START Supplied entries
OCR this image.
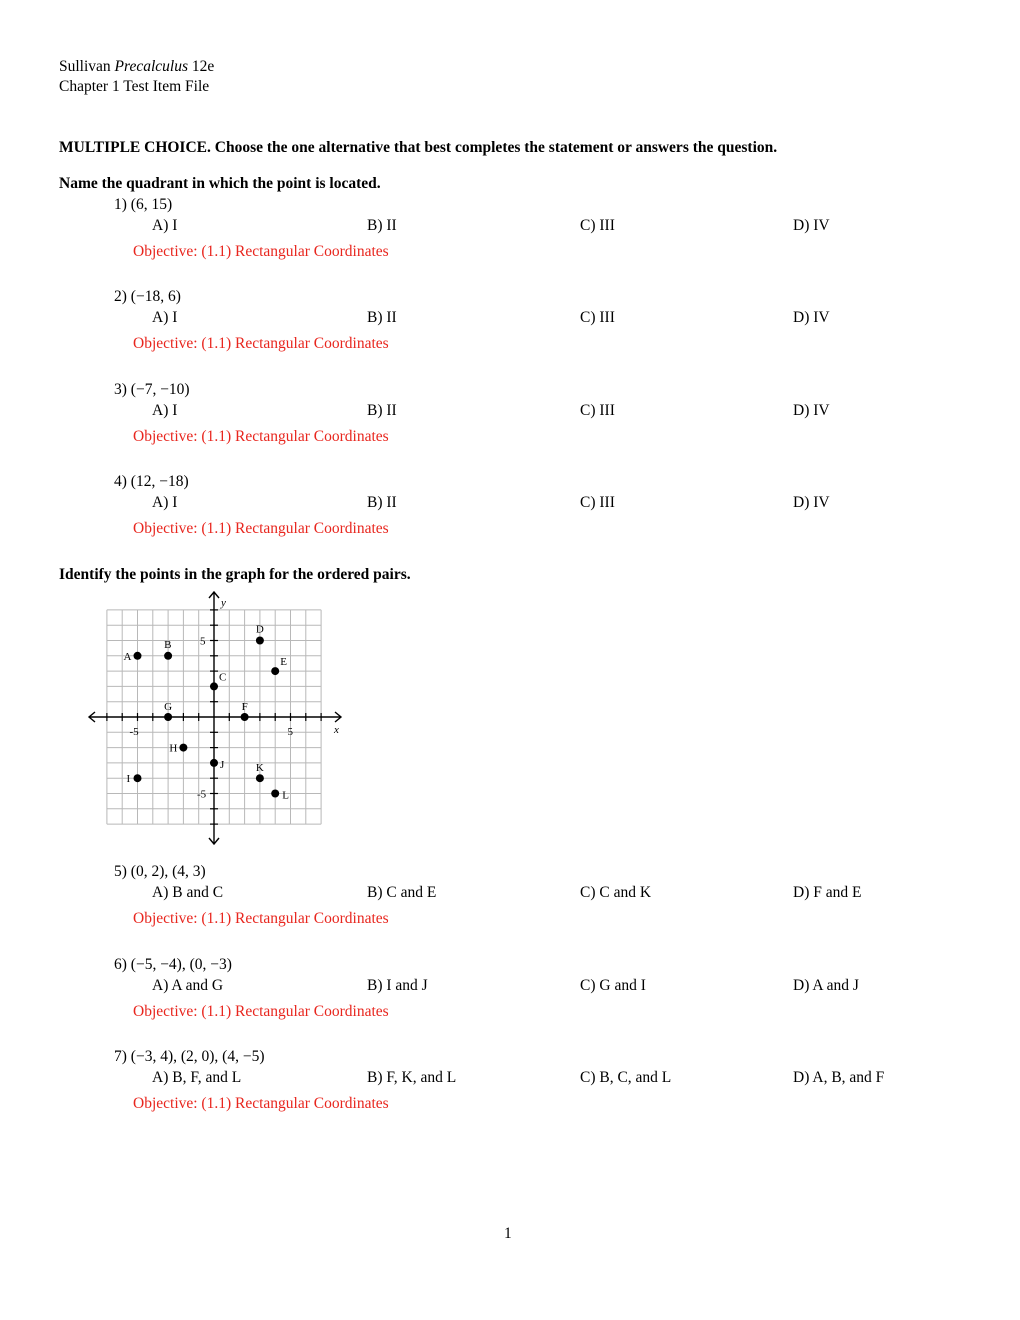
Sullivan Precalculus 12e
Chapter 1 Test Item File
MULTIPLE CHOICE. Choose the one alternative that best completes the statement or answers the question.
Name the quadrant in which the point is located.
1) (6, 15)
A) I	B) II	C) III	D) IV
Objective: (1.1) Rectangular Coordinates
2) (−18, 6)
A) I	B) II	C) III	D) IV
Objective: (1.1) Rectangular Coordinates
3) (−7, −10)
A) I	B) II	C) III	D) IV
Objective: (1.1) Rectangular Coordinates
4) (12, −18)
A) I	B) II	C) III	D) IV
Objective: (1.1) Rectangular Coordinates
Identify the points in the graph for the ordered pairs.
x
y
-5	5
5
-5
A
B
C
D
E
F
G
H
I
J	K
L
5) (0, 2), (4, 3)
A) B and C	B) C and E	C) C and K	D) F and E
Objective: (1.1) Rectangular Coordinates
6) (−5, −4), (0, −3)
A) A and G	B) I and J	C) G and I	D) A and J
Objective: (1.1) Rectangular Coordinates
7) (−3, 4), (2, 0), (4, −5)
A) B, F, and L	B) F, K, and L	C) B, C, and L	D) A, B, and F
Objective: (1.1) Rectangular Coordinates
1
END Supplied entries
### Aim:
Without including the pictures, reproduce all entries exactly.

### Result of this exercise:
OCR this image.
Sullivan Precalculus 12e
Chapter 1 Test Item File
MULTIPLE CHOICE. Choose the one alternative that best completes the statement or answers the question.
Name the quadrant in which the point is located.
1) (6, 15)
A) I	B) II	C) III	D) IV
Objective: (1.1) Rectangular Coordinates
2) (−18, 6)
A) I	B) II	C) III	D) IV
Objective: (1.1) Rectangular Coordinates
3) (−7, −10)
A) I	B) II	C) III	D) IV
Objective: (1.1) Rectangular Coordinates
4) (12, −18)
A) I	B) II	C) III	D) IV
Objective: (1.1) Rectangular Coordinates
Identify the points in the graph for the ordered pairs.
x
y
-5	5
5
-5
A
B
C
D
E
F
G
H
I
J	K
L
5) (0, 2), (4, 3)
A) B and C	B) C and E	C) C and K	D) F and E
Objective: (1.1) Rectangular Coordinates
6) (−5, −4), (0, −3)
A) A and G	B) I and J	C) G and I	D) A and J
Objective: (1.1) Rectangular Coordinates
7) (−3, 4), (2, 0), (4, −5)
A) B, F, and L	B) F, K, and L	C) B, C, and L	D) A, B, and F
Objective: (1.1) Rectangular Coordinates
1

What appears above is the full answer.